◆ PROBLEM DESCRIPTION
Count the lines that hold the string "мелиоративных". Reply with the number alone.

Data listing:
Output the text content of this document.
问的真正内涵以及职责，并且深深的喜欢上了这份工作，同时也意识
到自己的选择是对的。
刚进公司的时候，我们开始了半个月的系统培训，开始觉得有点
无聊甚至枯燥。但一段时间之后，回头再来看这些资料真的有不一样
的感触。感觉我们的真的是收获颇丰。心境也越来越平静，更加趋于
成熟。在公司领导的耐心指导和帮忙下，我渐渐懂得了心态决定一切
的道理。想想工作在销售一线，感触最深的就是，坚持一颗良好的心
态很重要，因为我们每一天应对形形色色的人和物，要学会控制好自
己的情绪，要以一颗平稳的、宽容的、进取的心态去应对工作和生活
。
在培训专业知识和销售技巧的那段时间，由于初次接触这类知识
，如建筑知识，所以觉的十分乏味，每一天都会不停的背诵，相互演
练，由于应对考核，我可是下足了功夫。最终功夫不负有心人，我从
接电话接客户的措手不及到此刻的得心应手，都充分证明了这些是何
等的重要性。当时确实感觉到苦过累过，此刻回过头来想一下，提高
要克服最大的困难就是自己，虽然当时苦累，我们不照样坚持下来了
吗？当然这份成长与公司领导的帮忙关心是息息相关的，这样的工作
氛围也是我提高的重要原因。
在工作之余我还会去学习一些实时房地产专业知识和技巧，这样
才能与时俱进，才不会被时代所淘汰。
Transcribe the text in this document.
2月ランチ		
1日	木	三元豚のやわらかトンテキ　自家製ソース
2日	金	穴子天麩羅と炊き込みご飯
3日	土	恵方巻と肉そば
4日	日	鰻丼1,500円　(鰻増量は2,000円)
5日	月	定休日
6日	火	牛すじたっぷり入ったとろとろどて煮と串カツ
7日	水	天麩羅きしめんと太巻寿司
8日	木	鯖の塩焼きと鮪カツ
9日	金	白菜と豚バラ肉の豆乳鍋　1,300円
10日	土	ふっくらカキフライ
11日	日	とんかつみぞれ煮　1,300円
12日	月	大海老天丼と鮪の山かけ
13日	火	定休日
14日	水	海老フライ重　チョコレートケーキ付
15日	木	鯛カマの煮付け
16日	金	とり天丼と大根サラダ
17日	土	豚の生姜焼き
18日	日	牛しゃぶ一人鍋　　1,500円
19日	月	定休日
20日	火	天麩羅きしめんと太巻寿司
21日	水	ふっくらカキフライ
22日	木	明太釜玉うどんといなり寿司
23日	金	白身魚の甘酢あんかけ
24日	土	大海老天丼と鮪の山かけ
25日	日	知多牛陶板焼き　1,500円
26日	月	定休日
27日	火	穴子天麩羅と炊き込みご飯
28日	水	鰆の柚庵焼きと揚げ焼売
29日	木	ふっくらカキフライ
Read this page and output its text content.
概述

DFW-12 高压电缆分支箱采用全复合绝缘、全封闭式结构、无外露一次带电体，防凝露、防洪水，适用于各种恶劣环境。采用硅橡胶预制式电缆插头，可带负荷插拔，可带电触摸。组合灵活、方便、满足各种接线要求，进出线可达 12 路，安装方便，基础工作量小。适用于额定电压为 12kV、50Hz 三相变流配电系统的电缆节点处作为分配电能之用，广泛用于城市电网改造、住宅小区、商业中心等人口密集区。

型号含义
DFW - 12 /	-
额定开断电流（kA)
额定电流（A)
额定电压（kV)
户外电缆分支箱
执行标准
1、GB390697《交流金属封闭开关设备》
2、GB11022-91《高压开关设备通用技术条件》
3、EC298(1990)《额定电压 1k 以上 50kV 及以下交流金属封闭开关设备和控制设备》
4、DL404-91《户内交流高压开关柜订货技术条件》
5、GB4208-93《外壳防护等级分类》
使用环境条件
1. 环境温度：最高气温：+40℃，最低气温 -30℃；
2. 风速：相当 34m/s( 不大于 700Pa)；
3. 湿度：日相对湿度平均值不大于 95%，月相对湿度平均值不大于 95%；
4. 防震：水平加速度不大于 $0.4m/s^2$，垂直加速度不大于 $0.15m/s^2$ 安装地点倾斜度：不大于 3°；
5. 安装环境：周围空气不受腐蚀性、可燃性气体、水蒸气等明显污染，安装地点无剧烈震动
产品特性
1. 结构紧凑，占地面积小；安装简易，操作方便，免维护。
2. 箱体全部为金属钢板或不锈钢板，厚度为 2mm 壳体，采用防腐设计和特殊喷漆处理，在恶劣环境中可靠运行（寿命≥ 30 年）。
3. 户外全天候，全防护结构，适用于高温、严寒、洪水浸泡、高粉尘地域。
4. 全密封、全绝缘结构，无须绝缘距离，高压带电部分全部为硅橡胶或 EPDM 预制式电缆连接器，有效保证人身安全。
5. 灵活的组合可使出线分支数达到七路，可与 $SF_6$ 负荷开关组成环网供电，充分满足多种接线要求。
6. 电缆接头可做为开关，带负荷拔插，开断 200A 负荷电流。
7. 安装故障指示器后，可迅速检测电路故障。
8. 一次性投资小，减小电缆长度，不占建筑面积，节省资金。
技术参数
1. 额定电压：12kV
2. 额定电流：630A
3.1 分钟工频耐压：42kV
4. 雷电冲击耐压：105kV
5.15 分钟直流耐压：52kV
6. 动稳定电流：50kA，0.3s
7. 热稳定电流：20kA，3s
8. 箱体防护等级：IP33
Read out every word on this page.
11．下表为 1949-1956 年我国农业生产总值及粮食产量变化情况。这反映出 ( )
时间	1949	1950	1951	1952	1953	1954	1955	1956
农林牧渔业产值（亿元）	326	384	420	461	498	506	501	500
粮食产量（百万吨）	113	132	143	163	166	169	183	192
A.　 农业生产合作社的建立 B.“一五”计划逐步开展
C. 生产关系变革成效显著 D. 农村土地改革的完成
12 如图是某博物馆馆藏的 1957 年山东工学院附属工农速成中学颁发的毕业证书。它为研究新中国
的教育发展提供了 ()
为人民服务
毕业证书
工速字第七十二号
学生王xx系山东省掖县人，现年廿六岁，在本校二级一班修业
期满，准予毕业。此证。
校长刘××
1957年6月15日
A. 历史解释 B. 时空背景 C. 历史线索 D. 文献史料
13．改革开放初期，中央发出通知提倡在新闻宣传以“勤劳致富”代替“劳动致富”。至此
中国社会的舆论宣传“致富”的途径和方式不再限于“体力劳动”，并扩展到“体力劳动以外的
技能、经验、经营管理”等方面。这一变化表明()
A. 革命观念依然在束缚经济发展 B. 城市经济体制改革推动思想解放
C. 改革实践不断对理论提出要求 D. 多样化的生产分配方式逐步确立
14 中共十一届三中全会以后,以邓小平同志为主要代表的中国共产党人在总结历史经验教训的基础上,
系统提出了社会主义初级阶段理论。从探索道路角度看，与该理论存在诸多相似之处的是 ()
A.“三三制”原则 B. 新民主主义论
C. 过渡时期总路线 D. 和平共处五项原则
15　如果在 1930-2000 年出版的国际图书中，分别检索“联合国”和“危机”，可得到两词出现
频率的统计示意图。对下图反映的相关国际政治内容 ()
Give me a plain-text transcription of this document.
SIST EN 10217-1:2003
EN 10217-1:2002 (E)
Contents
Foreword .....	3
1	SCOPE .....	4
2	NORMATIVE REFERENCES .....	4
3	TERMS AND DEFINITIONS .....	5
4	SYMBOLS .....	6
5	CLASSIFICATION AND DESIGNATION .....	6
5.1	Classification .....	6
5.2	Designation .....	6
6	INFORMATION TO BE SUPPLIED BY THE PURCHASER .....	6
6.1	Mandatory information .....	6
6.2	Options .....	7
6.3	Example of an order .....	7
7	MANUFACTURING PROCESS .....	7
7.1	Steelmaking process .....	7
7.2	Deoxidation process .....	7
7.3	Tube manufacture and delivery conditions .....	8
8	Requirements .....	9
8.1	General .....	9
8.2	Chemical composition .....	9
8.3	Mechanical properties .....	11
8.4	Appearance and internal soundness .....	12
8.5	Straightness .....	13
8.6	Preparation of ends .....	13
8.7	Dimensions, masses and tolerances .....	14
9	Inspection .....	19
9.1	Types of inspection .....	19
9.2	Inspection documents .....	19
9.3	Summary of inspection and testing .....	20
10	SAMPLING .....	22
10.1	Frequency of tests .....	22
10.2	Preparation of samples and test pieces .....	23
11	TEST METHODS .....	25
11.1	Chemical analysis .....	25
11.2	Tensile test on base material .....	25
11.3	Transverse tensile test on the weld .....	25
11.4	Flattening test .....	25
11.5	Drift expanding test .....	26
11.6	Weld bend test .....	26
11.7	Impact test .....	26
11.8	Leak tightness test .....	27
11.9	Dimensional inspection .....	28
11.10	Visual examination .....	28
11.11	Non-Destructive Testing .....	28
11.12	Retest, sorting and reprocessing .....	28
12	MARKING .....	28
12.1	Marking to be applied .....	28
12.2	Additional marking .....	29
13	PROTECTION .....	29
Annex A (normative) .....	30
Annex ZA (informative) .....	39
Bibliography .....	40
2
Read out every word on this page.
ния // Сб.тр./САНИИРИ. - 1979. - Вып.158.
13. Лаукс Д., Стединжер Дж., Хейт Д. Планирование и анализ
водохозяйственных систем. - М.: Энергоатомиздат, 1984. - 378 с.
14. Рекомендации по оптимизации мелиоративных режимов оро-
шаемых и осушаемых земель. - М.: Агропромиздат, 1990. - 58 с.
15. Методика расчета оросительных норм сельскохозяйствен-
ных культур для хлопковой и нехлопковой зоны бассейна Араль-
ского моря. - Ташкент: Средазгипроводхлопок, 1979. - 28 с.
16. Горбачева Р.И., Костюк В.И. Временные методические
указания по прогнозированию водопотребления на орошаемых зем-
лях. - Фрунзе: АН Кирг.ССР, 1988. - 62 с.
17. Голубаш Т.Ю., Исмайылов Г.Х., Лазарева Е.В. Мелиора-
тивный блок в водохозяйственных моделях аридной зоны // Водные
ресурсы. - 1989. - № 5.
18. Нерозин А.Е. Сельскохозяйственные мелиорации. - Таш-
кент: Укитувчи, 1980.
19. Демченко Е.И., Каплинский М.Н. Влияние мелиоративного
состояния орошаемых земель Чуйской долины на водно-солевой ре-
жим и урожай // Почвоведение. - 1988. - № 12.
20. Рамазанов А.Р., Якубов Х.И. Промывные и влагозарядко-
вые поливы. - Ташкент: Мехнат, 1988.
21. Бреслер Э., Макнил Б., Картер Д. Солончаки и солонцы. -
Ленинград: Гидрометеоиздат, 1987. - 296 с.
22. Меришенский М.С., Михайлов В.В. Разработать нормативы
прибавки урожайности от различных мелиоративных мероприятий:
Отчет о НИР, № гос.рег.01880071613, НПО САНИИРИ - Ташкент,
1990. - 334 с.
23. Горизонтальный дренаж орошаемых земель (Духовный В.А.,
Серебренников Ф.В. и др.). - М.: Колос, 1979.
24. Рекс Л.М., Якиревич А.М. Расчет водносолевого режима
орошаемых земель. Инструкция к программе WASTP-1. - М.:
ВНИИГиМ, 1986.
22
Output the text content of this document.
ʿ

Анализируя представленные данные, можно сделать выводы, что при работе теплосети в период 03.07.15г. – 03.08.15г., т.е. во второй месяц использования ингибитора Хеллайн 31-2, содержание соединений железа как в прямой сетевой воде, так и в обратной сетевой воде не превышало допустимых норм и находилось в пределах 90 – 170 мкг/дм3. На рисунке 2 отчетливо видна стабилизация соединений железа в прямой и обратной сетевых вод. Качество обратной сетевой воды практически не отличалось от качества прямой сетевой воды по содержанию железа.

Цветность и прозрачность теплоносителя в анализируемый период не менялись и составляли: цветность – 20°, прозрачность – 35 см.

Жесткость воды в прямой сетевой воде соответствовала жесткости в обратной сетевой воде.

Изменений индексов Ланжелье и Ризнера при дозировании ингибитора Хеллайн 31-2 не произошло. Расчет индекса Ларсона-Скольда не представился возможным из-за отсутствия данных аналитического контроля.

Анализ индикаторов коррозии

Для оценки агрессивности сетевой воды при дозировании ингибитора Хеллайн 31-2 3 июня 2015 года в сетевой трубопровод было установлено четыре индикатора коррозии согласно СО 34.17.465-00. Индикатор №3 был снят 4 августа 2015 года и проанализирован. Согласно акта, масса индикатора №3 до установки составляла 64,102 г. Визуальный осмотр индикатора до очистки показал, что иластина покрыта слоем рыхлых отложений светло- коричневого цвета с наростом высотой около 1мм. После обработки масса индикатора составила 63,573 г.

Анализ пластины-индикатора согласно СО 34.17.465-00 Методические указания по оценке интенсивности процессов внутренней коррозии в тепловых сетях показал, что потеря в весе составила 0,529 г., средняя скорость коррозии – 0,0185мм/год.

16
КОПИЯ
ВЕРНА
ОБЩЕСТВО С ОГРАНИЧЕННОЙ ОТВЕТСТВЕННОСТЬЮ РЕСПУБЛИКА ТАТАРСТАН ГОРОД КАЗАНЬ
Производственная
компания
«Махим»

◆ EXERCISE RESULT
2